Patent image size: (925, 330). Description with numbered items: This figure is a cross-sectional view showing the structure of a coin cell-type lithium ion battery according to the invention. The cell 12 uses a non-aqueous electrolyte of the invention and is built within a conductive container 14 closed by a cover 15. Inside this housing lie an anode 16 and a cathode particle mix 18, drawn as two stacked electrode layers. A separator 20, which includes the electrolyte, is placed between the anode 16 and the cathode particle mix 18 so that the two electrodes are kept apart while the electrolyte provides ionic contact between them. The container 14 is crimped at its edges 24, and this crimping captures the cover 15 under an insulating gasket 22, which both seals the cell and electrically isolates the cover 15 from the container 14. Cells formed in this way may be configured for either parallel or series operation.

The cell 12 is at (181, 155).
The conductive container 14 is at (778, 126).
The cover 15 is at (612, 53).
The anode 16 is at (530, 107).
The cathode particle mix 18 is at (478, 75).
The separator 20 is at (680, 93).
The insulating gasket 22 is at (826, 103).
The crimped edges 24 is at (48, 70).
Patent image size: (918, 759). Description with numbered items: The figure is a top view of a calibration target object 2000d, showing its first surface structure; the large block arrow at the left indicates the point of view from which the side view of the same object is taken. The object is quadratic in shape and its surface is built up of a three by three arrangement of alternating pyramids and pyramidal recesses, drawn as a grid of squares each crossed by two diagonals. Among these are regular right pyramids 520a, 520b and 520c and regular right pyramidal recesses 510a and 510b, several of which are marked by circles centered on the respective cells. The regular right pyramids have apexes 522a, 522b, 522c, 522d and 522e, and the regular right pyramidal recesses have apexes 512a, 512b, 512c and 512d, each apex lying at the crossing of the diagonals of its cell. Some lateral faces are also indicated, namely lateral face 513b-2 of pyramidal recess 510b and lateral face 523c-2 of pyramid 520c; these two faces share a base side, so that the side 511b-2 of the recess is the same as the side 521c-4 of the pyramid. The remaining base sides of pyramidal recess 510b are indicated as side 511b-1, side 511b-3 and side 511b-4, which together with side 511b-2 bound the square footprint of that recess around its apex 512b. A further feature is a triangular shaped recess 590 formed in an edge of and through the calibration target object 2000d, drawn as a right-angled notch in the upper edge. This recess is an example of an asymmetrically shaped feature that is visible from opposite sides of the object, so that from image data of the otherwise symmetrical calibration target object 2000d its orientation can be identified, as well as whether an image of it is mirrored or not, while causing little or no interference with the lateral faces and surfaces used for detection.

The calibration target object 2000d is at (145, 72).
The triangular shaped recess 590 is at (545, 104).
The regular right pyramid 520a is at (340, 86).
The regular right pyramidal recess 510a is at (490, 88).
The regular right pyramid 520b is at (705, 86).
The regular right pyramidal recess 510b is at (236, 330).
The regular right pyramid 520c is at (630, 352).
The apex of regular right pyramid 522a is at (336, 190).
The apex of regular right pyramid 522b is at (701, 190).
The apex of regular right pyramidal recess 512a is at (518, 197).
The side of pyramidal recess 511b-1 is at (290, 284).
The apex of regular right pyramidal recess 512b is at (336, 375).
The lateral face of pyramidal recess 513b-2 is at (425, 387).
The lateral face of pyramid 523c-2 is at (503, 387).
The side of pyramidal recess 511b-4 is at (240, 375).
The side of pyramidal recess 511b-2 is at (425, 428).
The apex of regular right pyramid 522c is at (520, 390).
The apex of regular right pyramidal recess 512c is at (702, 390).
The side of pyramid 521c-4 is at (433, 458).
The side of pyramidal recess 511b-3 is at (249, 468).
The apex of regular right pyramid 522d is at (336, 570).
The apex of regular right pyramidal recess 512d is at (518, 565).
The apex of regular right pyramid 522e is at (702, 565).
+ + + +
▶ _Directions_
Transcribe the full listing above without leaving anything out.

▶ _Response to the task_
Patent image size: (925, 330). Description with numbered items: This figure is a cross-sectional view showing the structure of a coin cell-type lithium ion battery according to the invention. The cell 12 uses a non-aqueous electrolyte of the invention and is built within a conductive container 14 closed by a cover 15. Inside this housing lie an anode 16 and a cathode particle mix 18, drawn as two stacked electrode layers. A separator 20, which includes the electrolyte, is placed between the anode 16 and the cathode particle mix 18 so that the two electrodes are kept apart while the electrolyte provides ionic contact between them. The container 14 is crimped at its edges 24, and this crimping captures the cover 15 under an insulating gasket 22, which both seals the cell and electrically isolates the cover 15 from the container 14. Cells formed in this way may be configured for either parallel or series operation.

The cell 12 is at (181, 155).
The conductive container 14 is at (778, 126).
The cover 15 is at (612, 53).
The anode 16 is at (530, 107).
The cathode particle mix 18 is at (478, 75).
The separator 20 is at (680, 93).
The insulating gasket 22 is at (826, 103).
The crimped edges 24 is at (48, 70).
Patent image size: (918, 759). Description with numbered items: The figure is a top view of a calibration target object 2000d, showing its first surface structure; the large block arrow at the left indicates the point of view from which the side view of the same object is taken. The object is quadratic in shape and its surface is built up of a three by three arrangement of alternating pyramids and pyramidal recesses, drawn as a grid of squares each crossed by two diagonals. Among these are regular right pyramids 520a, 520b and 520c and regular right pyramidal recesses 510a and 510b, several of which are marked by circles centered on the respective cells. The regular right pyramids have apexes 522a, 522b, 522c, 522d and 522e, and the regular right pyramidal recesses have apexes 512a, 512b, 512c and 512d, each apex lying at the crossing of the diagonals of its cell. Some lateral faces are also indicated, namely lateral face 513b-2 of pyramidal recess 510b and lateral face 523c-2 of pyramid 520c; these two faces share a base side, so that the side 511b-2 of the recess is the same as the side 521c-4 of the pyramid. The remaining base sides of pyramidal recess 510b are indicated as side 511b-1, side 511b-3 and side 511b-4, which together with side 511b-2 bound the square footprint of that recess around its apex 512b. A further feature is a triangular shaped recess 590 formed in an edge of and through the calibration target object 2000d, drawn as a right-angled notch in the upper edge. This recess is an example of an asymmetrically shaped feature that is visible from opposite sides of the object, so that from image data of the otherwise symmetrical calibration target object 2000d its orientation can be identified, as well as whether an image of it is mirrored or not, while causing little or no interference with the lateral faces and surfaces used for detection.

The calibration target object 2000d is at (145, 72).
The triangular shaped recess 590 is at (545, 104).
The regular right pyramid 520a is at (340, 86).
The regular right pyramidal recess 510a is at (490, 88).
The regular right pyramid 520b is at (705, 86).
The regular right pyramidal recess 510b is at (236, 330).
The regular right pyramid 520c is at (630, 352).
The apex of regular right pyramid 522a is at (336, 190).
The apex of regular right pyramid 522b is at (701, 190).
The apex of regular right pyramidal recess 512a is at (518, 197).
The side of pyramidal recess 511b-1 is at (290, 284).
The apex of regular right pyramidal recess 512b is at (336, 375).
The lateral face of pyramidal recess 513b-2 is at (425, 387).
The lateral face of pyramid 523c-2 is at (503, 387).
The side of pyramidal recess 511b-4 is at (240, 375).
The side of pyramidal recess 511b-2 is at (425, 428).
The apex of regular right pyramid 522c is at (520, 390).
The apex of regular right pyramidal recess 512c is at (702, 390).
The side of pyramid 521c-4 is at (433, 458).
The side of pyramidal recess 511b-3 is at (249, 468).
The apex of regular right pyramid 522d is at (336, 570).
The apex of regular right pyramidal recess 512d is at (518, 565).
The apex of regular right pyramid 522e is at (702, 565).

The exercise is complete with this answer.